=== PROBLEM TO WORK ON ===
Omit any picture, and return the remaining data exactly as written.

------------------------------------------------------------------------

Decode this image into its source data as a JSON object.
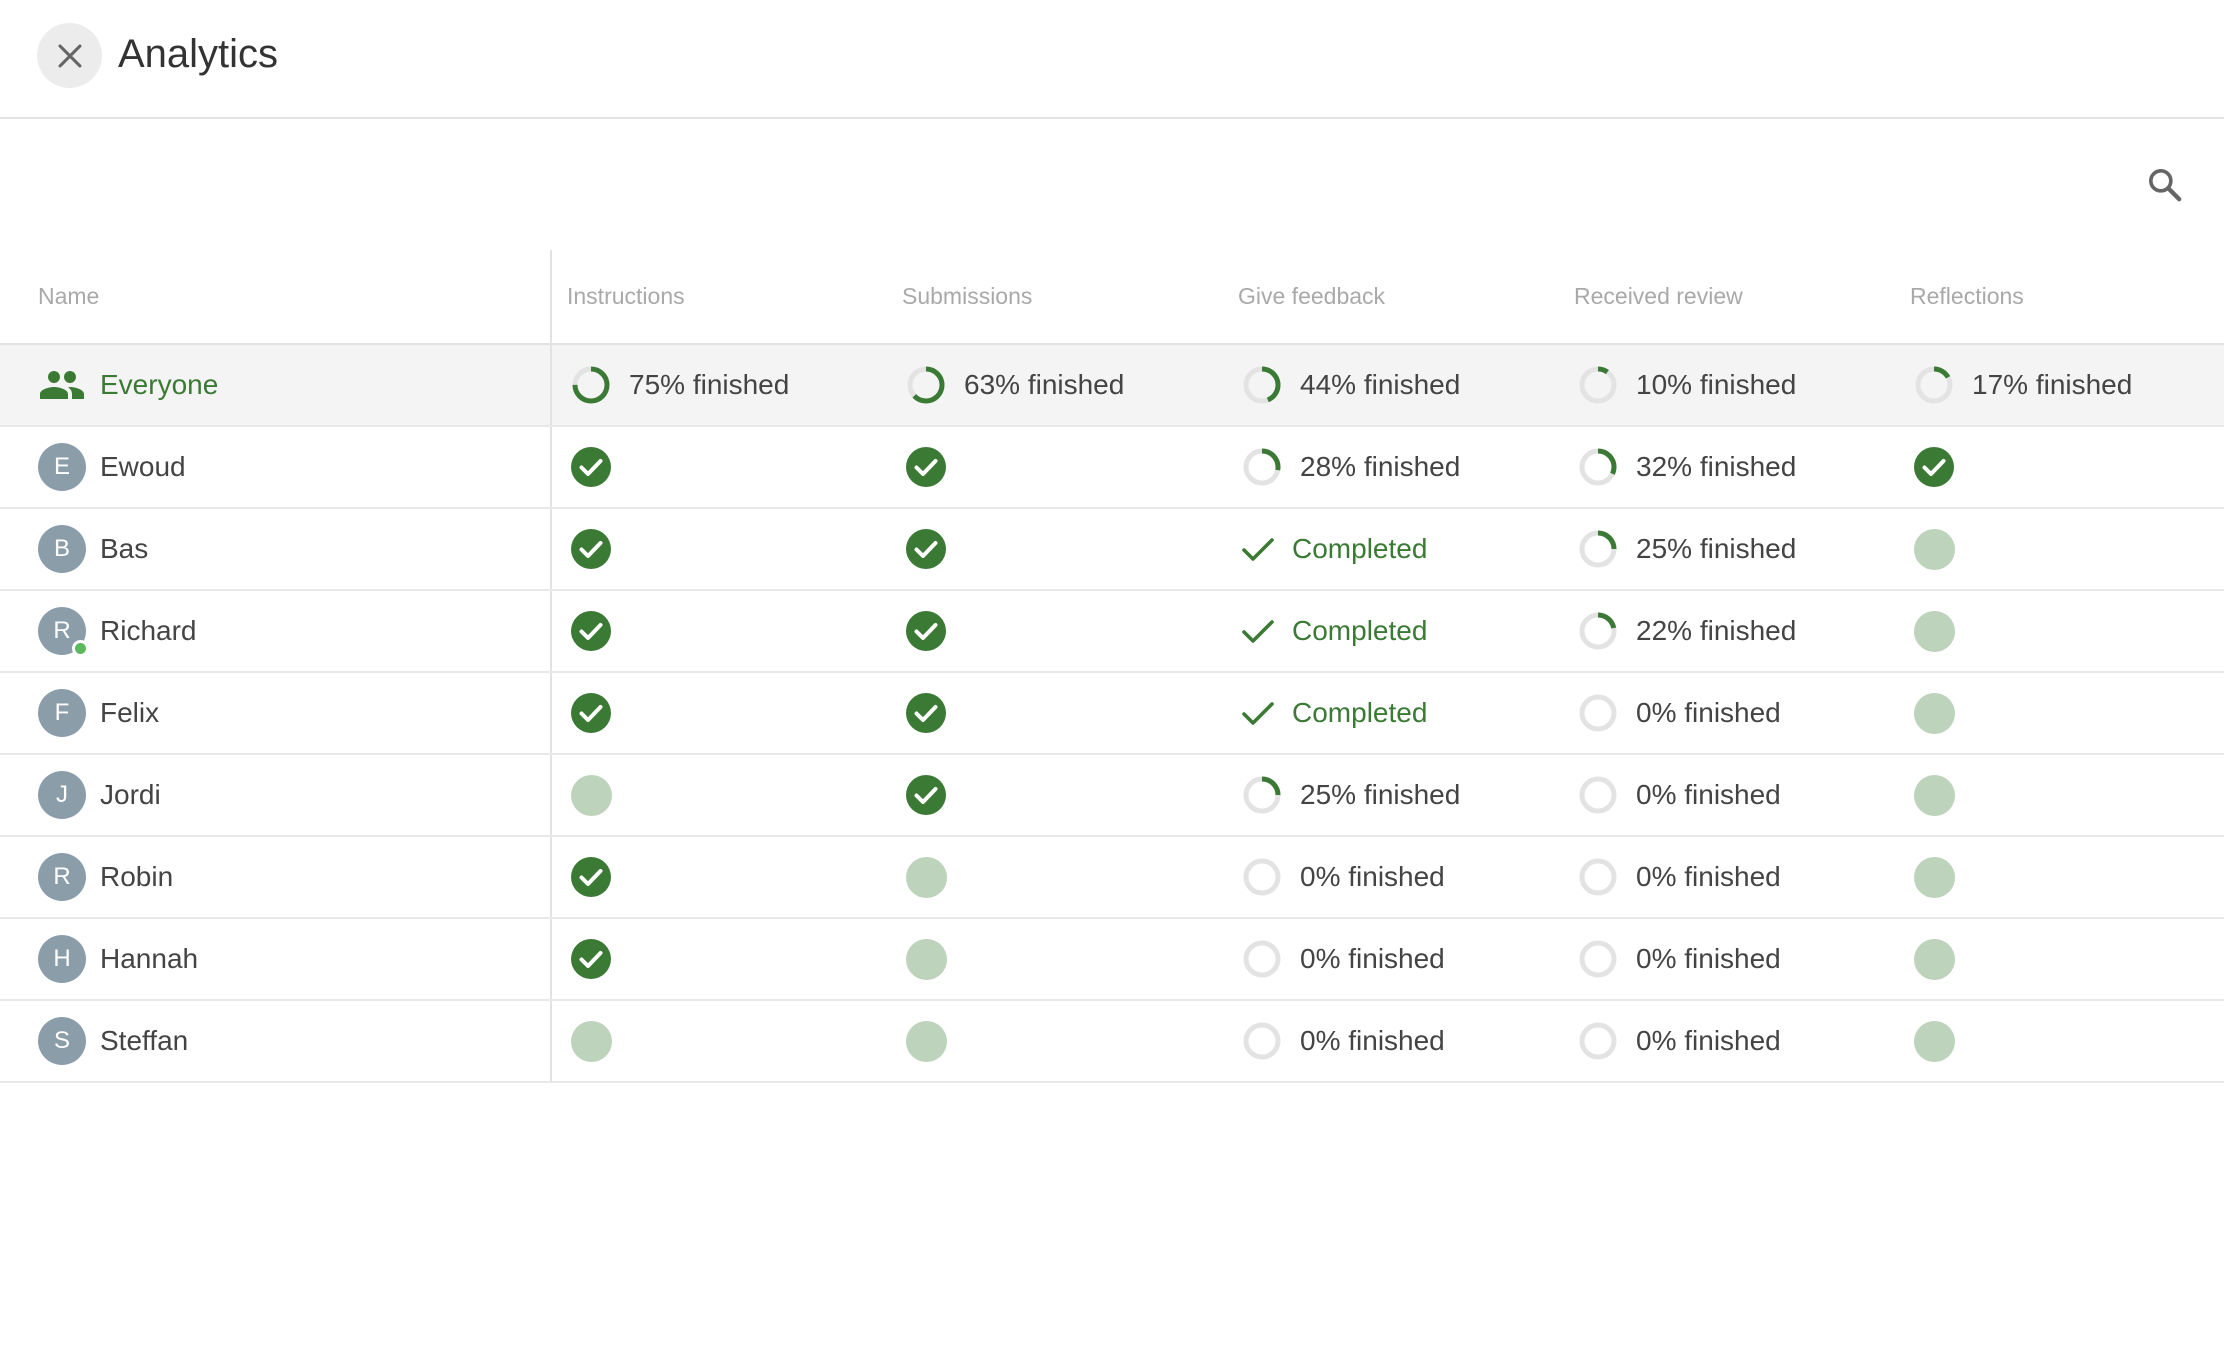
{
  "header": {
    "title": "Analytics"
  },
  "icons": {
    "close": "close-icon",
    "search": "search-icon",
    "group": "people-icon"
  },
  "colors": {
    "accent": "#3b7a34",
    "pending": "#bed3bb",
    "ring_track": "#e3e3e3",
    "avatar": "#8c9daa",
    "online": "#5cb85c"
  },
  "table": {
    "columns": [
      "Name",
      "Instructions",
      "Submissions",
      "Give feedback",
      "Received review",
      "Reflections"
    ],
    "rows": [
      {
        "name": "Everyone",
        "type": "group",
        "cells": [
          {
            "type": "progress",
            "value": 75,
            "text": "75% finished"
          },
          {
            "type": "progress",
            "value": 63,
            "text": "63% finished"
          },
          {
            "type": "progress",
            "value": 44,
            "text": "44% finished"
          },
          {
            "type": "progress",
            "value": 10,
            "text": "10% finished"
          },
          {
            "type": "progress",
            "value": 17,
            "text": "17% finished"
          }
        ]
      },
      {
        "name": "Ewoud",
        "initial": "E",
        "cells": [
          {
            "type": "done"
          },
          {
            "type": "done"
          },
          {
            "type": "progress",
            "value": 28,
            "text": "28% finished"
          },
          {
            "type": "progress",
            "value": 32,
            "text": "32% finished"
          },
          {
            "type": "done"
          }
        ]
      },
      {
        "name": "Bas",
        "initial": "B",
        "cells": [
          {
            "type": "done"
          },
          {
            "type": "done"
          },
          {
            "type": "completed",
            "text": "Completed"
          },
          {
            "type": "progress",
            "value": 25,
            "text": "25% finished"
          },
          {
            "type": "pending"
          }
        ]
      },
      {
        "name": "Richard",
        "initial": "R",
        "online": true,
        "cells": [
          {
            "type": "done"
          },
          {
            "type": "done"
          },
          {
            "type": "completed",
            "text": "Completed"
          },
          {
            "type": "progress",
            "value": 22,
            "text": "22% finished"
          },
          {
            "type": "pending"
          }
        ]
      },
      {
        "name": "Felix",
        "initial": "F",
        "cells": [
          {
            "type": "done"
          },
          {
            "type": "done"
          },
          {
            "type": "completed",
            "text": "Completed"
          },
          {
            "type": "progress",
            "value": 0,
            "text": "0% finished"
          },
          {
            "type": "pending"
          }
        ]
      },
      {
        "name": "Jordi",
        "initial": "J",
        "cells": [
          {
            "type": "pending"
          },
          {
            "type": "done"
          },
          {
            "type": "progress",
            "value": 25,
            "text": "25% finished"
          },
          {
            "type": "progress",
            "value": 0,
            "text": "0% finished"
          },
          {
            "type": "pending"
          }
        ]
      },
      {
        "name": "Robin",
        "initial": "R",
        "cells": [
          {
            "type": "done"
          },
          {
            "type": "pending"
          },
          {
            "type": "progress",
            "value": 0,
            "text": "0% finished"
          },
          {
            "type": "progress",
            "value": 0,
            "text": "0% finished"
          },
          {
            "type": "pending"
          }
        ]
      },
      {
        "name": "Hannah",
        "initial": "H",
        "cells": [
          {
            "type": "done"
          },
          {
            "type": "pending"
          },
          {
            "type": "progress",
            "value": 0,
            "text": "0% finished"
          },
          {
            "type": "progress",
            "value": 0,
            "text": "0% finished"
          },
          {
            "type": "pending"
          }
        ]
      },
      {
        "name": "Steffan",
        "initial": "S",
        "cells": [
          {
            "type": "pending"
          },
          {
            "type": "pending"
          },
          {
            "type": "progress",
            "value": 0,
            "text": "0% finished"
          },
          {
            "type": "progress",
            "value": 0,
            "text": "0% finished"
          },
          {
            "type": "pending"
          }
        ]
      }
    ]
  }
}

------------------------------------------------------------------------

=== EXERCISE OUTPUT ===
Decode this image into its source data as a JSON object.
{
  "header": {
    "title": "Analytics"
  },
  "icons": {
    "close": "close-icon",
    "search": "search-icon",
    "group": "people-icon"
  },
  "colors": {
    "accent": "#3b7a34",
    "pending": "#bed3bb",
    "ring_track": "#e3e3e3",
    "avatar": "#8c9daa",
    "online": "#5cb85c"
  },
  "table": {
    "columns": [
      "Name",
      "Instructions",
      "Submissions",
      "Give feedback",
      "Received review",
      "Reflections"
    ],
    "rows": [
      {
        "name": "Everyone",
        "type": "group",
        "cells": [
          {
            "type": "progress",
            "value": 75,
            "text": "75% finished"
          },
          {
            "type": "progress",
            "value": 63,
            "text": "63% finished"
          },
          {
            "type": "progress",
            "value": 44,
            "text": "44% finished"
          },
          {
            "type": "progress",
            "value": 10,
            "text": "10% finished"
          },
          {
            "type": "progress",
            "value": 17,
            "text": "17% finished"
          }
        ]
      },
      {
        "name": "Ewoud",
        "initial": "E",
        "cells": [
          {
            "type": "done"
          },
          {
            "type": "done"
          },
          {
            "type": "progress",
            "value": 28,
            "text": "28% finished"
          },
          {
            "type": "progress",
            "value": 32,
            "text": "32% finished"
          },
          {
            "type": "done"
          }
        ]
      },
      {
        "name": "Bas",
        "initial": "B",
        "cells": [
          {
            "type": "done"
          },
          {
            "type": "done"
          },
          {
            "type": "completed",
            "text": "Completed"
          },
          {
            "type": "progress",
            "value": 25,
            "text": "25% finished"
          },
          {
            "type": "pending"
          }
        ]
      },
      {
        "name": "Richard",
        "initial": "R",
        "online": true,
        "cells": [
          {
            "type": "done"
          },
          {
            "type": "done"
          },
          {
            "type": "completed",
            "text": "Completed"
          },
          {
            "type": "progress",
            "value": 22,
            "text": "22% finished"
          },
          {
            "type": "pending"
          }
        ]
      },
      {
        "name": "Felix",
        "initial": "F",
        "cells": [
          {
            "type": "done"
          },
          {
            "type": "done"
          },
          {
            "type": "completed",
            "text": "Completed"
          },
          {
            "type": "progress",
            "value": 0,
            "text": "0% finished"
          },
          {
            "type": "pending"
          }
        ]
      },
      {
        "name": "Jordi",
        "initial": "J",
        "cells": [
          {
            "type": "pending"
          },
          {
            "type": "done"
          },
          {
            "type": "progress",
            "value": 25,
            "text": "25% finished"
          },
          {
            "type": "progress",
            "value": 0,
            "text": "0% finished"
          },
          {
            "type": "pending"
          }
        ]
      },
      {
        "name": "Robin",
        "initial": "R",
        "cells": [
          {
            "type": "done"
          },
          {
            "type": "pending"
          },
          {
            "type": "progress",
            "value": 0,
            "text": "0% finished"
          },
          {
            "type": "progress",
            "value": 0,
            "text": "0% finished"
          },
          {
            "type": "pending"
          }
        ]
      },
      {
        "name": "Hannah",
        "initial": "H",
        "cells": [
          {
            "type": "done"
          },
          {
            "type": "pending"
          },
          {
            "type": "progress",
            "value": 0,
            "text": "0% finished"
          },
          {
            "type": "progress",
            "value": 0,
            "text": "0% finished"
          },
          {
            "type": "pending"
          }
        ]
      },
      {
        "name": "Steffan",
        "initial": "S",
        "cells": [
          {
            "type": "pending"
          },
          {
            "type": "pending"
          },
          {
            "type": "progress",
            "value": 0,
            "text": "0% finished"
          },
          {
            "type": "progress",
            "value": 0,
            "text": "0% finished"
          },
          {
            "type": "pending"
          }
        ]
      }
    ]
  }
}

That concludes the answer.